» **To do**:
Reproduce the data that follows in its entirety, character for character.

[Document page data]
——————

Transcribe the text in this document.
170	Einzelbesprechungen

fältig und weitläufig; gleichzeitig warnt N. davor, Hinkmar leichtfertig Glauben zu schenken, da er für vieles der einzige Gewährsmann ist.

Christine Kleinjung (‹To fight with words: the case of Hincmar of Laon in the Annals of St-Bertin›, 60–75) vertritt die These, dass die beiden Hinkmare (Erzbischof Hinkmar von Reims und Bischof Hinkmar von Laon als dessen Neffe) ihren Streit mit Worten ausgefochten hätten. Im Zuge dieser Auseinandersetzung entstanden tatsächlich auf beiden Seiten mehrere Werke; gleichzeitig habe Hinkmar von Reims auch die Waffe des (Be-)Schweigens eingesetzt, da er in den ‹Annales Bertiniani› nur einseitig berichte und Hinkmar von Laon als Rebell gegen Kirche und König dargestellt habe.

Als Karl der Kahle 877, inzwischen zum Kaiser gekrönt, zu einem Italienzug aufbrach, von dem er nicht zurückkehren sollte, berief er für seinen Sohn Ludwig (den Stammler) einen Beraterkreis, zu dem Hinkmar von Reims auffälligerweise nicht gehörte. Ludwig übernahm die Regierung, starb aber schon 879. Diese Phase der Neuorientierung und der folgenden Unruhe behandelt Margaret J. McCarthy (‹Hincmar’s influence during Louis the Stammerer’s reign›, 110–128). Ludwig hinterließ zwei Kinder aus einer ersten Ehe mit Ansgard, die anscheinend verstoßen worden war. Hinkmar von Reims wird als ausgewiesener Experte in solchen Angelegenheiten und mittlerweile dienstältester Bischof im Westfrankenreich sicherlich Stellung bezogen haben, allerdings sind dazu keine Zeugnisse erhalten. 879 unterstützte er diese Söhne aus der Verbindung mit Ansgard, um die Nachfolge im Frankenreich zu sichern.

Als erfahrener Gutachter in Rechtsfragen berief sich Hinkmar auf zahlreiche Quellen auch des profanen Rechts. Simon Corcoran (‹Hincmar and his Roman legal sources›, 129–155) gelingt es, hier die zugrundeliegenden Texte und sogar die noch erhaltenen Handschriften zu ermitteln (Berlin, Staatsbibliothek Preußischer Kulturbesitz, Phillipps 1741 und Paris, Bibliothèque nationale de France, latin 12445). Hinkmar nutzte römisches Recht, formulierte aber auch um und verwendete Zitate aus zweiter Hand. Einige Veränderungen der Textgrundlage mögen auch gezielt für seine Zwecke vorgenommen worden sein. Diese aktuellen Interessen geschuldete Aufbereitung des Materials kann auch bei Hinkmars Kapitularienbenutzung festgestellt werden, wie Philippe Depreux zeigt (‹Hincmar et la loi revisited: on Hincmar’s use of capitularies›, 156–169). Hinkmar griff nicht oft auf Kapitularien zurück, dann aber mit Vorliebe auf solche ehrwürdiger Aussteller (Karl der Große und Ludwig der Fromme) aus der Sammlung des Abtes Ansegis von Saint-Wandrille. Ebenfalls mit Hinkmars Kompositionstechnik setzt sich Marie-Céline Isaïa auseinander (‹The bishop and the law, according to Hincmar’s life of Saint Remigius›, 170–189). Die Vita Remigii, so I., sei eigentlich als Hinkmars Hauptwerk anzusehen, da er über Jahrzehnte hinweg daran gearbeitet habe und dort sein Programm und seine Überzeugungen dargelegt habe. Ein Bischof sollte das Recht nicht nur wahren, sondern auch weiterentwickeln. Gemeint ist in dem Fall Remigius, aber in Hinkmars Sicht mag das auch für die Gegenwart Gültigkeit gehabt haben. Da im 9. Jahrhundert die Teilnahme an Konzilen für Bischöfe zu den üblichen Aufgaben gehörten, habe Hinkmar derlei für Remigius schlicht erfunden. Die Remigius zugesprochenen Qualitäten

——————

» **Answer box**:
Transcribe the text in this document.
170	Einzelbesprechungen

fältig und weitläufig; gleichzeitig warnt N. davor, Hinkmar leichtfertig Glauben zu schenken, da er für vieles der einzige Gewährsmann ist.

Christine Kleinjung (‹To fight with words: the case of Hincmar of Laon in the Annals of St-Bertin›, 60–75) vertritt die These, dass die beiden Hinkmare (Erzbischof Hinkmar von Reims und Bischof Hinkmar von Laon als dessen Neffe) ihren Streit mit Worten ausgefochten hätten. Im Zuge dieser Auseinandersetzung entstanden tatsächlich auf beiden Seiten mehrere Werke; gleichzeitig habe Hinkmar von Reims auch die Waffe des (Be-)Schweigens eingesetzt, da er in den ‹Annales Bertiniani› nur einseitig berichte und Hinkmar von Laon als Rebell gegen Kirche und König dargestellt habe.

Als Karl der Kahle 877, inzwischen zum Kaiser gekrönt, zu einem Italienzug aufbrach, von dem er nicht zurückkehren sollte, berief er für seinen Sohn Ludwig (den Stammler) einen Beraterkreis, zu dem Hinkmar von Reims auffälligerweise nicht gehörte. Ludwig übernahm die Regierung, starb aber schon 879. Diese Phase der Neuorientierung und der folgenden Unruhe behandelt Margaret J. McCarthy (‹Hincmar’s influence during Louis the Stammerer’s reign›, 110–128). Ludwig hinterließ zwei Kinder aus einer ersten Ehe mit Ansgard, die anscheinend verstoßen worden war. Hinkmar von Reims wird als ausgewiesener Experte in solchen Angelegenheiten und mittlerweile dienstältester Bischof im Westfrankenreich sicherlich Stellung bezogen haben, allerdings sind dazu keine Zeugnisse erhalten. 879 unterstützte er diese Söhne aus der Verbindung mit Ansgard, um die Nachfolge im Frankenreich zu sichern.

Als erfahrener Gutachter in Rechtsfragen berief sich Hinkmar auf zahlreiche Quellen auch des profanen Rechts. Simon Corcoran (‹Hincmar and his Roman legal sources›, 129–155) gelingt es, hier die zugrundeliegenden Texte und sogar die noch erhaltenen Handschriften zu ermitteln (Berlin, Staatsbibliothek Preußischer Kulturbesitz, Phillipps 1741 und Paris, Bibliothèque nationale de France, latin 12445). Hinkmar nutzte römisches Recht, formulierte aber auch um und verwendete Zitate aus zweiter Hand. Einige Veränderungen der Textgrundlage mögen auch gezielt für seine Zwecke vorgenommen worden sein. Diese aktuellen Interessen geschuldete Aufbereitung des Materials kann auch bei Hinkmars Kapitularienbenutzung festgestellt werden, wie Philippe Depreux zeigt (‹Hincmar et la loi revisited: on Hincmar’s use of capitularies›, 156–169). Hinkmar griff nicht oft auf Kapitularien zurück, dann aber mit Vorliebe auf solche ehrwürdiger Aussteller (Karl der Große und Ludwig der Fromme) aus der Sammlung des Abtes Ansegis von Saint-Wandrille. Ebenfalls mit Hinkmars Kompositionstechnik setzt sich Marie-Céline Isaïa auseinander (‹The bishop and the law, according to Hincmar’s life of Saint Remigius›, 170–189). Die Vita Remigii, so I., sei eigentlich als Hinkmars Hauptwerk anzusehen, da er über Jahrzehnte hinweg daran gearbeitet habe und dort sein Programm und seine Überzeugungen dargelegt habe. Ein Bischof sollte das Recht nicht nur wahren, sondern auch weiterentwickeln. Gemeint ist in dem Fall Remigius, aber in Hinkmars Sicht mag das auch für die Gegenwart Gültigkeit gehabt haben. Da im 9. Jahrhundert die Teilnahme an Konzilen für Bischöfe zu den üblichen Aufgaben gehörten, habe Hinkmar derlei für Remigius schlicht erfunden. Die Remigius zugesprochenen Qualitäten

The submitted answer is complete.